[Stored records]
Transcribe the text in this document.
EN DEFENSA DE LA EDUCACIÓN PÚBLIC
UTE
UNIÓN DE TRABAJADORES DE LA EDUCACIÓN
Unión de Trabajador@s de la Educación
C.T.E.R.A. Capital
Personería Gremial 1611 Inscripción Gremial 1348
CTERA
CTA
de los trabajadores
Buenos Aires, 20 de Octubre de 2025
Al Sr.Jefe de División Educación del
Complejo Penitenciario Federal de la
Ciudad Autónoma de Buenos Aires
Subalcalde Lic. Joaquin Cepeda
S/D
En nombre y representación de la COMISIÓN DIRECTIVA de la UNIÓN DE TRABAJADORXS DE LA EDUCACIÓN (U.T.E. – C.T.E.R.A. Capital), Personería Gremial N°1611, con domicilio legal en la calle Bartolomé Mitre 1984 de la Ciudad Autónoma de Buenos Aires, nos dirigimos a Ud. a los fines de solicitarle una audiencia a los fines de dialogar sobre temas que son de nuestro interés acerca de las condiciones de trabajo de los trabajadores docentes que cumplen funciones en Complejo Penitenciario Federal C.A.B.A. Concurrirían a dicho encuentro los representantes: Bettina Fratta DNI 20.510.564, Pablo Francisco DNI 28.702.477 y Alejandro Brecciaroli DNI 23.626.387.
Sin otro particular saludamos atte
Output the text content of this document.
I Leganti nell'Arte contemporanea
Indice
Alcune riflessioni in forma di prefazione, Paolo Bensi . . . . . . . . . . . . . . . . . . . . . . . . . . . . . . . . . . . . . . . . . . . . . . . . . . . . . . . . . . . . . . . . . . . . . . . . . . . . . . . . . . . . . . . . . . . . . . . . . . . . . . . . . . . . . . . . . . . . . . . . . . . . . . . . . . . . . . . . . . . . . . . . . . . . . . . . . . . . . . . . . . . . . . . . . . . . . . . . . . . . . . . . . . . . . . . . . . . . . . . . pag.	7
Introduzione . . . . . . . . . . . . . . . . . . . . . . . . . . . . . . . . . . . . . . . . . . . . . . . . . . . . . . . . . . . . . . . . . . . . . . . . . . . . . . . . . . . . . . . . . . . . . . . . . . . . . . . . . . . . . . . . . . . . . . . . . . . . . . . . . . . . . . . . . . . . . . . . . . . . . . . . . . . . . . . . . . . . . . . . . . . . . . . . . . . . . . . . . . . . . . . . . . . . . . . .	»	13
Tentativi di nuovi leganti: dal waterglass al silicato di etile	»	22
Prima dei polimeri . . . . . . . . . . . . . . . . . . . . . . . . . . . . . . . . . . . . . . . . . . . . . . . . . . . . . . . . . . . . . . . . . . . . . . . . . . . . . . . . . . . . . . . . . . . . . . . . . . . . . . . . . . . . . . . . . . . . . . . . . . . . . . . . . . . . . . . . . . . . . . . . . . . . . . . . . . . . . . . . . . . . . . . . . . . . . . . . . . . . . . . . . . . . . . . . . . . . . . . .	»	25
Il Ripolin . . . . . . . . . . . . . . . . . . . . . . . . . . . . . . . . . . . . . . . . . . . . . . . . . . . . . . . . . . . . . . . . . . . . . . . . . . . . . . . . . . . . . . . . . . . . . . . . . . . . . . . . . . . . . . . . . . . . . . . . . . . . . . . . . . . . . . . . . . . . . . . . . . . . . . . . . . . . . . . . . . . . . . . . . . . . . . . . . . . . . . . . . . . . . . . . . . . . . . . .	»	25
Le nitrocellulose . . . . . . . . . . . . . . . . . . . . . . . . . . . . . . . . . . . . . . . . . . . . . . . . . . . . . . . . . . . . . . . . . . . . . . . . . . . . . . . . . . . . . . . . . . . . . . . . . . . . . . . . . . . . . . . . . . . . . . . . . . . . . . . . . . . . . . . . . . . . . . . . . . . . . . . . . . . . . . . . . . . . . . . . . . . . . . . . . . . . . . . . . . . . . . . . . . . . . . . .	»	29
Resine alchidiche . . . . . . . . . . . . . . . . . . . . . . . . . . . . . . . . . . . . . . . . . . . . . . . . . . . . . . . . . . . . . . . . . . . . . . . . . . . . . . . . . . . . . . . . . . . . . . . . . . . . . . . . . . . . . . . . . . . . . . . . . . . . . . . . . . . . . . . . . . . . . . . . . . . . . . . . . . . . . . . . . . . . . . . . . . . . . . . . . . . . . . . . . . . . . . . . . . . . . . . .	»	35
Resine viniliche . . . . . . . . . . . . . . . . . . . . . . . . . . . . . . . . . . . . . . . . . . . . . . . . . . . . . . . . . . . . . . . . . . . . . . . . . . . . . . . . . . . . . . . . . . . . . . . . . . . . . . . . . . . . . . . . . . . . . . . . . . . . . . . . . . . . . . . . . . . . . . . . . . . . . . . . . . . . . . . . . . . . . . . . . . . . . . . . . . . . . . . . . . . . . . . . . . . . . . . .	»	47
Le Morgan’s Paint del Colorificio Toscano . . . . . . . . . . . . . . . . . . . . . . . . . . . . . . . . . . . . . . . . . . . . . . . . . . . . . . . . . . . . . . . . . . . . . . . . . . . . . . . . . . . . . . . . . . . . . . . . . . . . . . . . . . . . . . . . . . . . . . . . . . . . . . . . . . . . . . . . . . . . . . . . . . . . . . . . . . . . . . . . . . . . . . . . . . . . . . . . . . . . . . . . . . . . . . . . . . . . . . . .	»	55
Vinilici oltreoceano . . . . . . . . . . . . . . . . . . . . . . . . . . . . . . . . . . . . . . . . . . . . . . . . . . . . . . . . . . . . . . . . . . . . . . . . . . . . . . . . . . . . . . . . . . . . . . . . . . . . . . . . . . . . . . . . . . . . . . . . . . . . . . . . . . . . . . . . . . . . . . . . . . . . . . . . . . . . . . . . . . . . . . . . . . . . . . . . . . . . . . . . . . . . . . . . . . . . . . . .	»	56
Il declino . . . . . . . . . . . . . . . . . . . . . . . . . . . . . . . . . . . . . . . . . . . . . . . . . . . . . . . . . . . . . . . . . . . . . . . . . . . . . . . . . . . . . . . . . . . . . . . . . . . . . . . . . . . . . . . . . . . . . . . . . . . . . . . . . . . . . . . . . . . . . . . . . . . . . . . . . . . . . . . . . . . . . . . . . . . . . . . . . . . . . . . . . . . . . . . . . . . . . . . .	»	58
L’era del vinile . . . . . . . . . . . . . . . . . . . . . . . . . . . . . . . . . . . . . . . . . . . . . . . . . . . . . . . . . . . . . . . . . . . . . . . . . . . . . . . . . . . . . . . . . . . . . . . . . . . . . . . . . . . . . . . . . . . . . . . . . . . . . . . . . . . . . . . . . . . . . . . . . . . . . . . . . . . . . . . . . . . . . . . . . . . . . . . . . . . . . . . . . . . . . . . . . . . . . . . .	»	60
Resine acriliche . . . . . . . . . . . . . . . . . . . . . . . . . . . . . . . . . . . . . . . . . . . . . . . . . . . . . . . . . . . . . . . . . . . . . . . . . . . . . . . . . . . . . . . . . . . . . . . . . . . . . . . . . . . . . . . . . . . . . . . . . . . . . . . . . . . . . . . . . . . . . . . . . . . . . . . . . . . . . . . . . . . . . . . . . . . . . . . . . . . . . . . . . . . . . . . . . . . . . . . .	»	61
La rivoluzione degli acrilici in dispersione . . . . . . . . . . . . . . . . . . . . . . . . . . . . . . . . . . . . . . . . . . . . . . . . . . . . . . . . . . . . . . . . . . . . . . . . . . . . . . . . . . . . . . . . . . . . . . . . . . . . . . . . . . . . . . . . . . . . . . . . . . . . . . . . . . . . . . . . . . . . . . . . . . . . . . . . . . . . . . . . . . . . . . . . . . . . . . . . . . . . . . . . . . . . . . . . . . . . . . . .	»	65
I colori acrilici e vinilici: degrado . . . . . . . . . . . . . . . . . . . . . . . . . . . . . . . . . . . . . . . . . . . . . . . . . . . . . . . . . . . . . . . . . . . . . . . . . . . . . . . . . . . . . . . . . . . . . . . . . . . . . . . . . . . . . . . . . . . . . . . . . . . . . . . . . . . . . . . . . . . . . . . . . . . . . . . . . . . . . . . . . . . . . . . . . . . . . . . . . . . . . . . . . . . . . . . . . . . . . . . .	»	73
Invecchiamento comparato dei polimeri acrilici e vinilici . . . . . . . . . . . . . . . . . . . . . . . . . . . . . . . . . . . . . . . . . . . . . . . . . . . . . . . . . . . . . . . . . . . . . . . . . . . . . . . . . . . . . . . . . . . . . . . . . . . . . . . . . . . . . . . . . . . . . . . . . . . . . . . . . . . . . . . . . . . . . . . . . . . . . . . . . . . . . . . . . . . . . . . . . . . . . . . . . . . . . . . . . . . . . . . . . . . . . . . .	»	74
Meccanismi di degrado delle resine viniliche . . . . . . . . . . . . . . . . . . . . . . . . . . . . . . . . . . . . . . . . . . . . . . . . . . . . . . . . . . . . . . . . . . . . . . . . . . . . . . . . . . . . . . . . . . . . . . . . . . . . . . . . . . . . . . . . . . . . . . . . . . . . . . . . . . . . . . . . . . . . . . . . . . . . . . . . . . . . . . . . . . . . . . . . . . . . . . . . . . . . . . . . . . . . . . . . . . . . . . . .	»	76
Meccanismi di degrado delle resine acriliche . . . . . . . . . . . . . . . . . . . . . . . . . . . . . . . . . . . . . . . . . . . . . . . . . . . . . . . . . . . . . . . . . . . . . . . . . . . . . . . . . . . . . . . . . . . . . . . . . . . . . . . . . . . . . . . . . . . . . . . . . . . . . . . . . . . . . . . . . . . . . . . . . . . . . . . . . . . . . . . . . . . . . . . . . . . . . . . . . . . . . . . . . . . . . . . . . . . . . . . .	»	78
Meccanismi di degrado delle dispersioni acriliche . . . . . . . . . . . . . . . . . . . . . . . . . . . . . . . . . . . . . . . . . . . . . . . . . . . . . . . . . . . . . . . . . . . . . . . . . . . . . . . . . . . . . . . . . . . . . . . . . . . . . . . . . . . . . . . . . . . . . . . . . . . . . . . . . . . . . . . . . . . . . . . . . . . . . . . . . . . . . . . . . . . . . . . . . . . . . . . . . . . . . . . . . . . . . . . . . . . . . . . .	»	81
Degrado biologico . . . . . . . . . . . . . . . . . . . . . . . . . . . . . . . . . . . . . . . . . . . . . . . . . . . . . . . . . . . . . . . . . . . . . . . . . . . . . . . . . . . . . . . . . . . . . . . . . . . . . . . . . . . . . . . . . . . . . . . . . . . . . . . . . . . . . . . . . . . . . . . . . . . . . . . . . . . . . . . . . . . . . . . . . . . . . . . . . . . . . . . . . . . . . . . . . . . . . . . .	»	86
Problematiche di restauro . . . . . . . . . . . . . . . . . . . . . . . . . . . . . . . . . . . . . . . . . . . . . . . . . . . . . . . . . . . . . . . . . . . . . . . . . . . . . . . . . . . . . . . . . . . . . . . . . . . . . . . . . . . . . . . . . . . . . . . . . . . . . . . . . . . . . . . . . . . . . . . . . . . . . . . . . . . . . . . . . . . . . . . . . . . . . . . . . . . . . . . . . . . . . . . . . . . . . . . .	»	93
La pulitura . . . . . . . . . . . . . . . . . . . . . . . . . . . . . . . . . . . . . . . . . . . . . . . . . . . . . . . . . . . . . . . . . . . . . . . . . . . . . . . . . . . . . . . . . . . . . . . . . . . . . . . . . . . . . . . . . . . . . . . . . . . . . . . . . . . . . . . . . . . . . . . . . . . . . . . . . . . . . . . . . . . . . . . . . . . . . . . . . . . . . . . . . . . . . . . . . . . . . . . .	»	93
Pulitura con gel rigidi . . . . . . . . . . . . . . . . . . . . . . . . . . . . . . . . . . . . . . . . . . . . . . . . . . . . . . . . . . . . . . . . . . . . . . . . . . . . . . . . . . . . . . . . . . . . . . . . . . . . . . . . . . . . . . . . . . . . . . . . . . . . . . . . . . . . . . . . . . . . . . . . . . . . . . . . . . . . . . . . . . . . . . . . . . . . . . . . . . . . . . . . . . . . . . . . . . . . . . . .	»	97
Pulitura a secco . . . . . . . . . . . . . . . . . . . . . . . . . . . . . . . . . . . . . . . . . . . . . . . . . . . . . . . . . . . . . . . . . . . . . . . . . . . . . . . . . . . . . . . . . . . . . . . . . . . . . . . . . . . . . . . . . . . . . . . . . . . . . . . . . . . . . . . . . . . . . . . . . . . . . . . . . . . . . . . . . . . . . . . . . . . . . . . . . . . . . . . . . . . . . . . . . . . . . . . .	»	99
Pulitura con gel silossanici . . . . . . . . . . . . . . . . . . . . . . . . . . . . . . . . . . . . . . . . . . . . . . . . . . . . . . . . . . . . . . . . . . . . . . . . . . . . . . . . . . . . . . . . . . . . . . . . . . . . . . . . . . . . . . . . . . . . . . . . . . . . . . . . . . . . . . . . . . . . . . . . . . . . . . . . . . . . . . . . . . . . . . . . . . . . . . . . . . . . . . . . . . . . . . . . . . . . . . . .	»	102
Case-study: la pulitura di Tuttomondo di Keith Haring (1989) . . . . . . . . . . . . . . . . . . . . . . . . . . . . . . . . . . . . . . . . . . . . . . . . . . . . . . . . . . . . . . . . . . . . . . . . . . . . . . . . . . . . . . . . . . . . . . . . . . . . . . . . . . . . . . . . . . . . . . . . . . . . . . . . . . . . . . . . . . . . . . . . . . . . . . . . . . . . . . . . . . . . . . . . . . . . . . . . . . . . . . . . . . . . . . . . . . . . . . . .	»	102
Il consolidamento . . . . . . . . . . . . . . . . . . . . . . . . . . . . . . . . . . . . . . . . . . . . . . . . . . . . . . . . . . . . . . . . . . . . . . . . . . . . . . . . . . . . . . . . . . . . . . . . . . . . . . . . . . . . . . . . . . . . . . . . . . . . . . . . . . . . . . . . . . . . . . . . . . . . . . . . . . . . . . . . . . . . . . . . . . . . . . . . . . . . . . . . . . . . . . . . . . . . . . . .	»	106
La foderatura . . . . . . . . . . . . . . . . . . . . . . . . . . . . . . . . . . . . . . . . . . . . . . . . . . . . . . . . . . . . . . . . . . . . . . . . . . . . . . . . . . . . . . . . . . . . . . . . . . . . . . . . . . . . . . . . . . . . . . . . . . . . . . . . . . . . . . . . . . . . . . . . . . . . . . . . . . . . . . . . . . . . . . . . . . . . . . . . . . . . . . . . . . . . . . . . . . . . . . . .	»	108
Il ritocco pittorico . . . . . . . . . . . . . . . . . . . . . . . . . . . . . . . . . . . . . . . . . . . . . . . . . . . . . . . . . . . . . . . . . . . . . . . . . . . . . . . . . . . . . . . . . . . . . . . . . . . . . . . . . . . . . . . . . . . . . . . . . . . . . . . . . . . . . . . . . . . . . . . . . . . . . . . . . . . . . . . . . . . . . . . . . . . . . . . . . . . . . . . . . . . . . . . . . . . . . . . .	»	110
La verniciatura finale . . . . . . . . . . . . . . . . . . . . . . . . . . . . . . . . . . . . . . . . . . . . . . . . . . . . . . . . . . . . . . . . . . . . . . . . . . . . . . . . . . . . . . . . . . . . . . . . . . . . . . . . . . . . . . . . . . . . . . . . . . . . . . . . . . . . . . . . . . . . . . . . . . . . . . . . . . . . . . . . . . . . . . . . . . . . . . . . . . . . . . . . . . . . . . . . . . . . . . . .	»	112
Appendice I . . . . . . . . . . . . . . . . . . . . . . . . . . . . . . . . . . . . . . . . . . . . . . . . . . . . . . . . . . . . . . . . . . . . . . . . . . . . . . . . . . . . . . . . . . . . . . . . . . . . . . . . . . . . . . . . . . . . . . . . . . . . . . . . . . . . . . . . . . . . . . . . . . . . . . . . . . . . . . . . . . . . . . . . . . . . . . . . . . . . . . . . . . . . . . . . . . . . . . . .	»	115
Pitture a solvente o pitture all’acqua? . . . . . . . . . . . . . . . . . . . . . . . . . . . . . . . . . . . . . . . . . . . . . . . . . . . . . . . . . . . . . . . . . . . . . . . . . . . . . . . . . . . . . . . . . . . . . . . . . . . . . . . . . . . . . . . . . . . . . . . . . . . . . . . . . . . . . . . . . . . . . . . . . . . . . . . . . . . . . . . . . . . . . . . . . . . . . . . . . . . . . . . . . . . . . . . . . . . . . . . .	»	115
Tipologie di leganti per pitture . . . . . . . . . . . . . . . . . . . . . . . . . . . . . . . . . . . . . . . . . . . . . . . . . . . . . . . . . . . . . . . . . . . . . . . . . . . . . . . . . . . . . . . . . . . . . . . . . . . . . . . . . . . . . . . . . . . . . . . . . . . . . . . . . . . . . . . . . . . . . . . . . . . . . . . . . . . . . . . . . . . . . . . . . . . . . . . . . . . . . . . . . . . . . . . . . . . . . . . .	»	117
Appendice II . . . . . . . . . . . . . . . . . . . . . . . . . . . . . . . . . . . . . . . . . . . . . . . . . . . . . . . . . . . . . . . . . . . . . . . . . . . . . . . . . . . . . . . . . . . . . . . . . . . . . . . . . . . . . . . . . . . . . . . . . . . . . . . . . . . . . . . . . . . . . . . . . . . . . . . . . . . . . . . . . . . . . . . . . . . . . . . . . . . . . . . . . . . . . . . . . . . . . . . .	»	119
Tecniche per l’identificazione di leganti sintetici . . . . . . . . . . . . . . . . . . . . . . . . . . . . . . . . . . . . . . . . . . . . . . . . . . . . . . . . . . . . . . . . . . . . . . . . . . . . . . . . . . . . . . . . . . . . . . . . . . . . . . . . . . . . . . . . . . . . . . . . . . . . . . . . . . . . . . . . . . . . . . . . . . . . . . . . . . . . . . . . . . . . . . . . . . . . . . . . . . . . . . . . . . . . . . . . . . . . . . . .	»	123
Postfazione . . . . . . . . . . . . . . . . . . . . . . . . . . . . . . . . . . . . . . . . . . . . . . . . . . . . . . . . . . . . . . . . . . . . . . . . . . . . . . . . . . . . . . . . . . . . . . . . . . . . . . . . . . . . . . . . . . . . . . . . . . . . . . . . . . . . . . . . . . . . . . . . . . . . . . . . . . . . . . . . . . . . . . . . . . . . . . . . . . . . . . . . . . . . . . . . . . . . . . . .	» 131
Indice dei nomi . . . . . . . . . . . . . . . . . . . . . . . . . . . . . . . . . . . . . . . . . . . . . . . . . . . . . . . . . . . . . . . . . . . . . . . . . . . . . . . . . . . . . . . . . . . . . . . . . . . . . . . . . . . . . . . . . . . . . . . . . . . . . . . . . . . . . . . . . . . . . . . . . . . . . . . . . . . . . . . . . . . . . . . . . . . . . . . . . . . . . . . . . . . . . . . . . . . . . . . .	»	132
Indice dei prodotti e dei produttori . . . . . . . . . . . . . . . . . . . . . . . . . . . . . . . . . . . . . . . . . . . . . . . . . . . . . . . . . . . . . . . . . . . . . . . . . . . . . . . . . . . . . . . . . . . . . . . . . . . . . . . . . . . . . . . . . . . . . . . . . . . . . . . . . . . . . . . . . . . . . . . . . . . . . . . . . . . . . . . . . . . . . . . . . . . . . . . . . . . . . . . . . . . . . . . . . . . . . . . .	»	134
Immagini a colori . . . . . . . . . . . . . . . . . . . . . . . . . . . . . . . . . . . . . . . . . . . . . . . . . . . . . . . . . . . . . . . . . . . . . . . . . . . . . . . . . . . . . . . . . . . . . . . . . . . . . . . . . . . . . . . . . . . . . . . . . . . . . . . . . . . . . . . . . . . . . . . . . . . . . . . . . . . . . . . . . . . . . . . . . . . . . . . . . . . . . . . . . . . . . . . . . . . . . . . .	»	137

Work to do: Nothing but a number is needed here: how many lines hold the string "acriliche"?

Expected answer: 3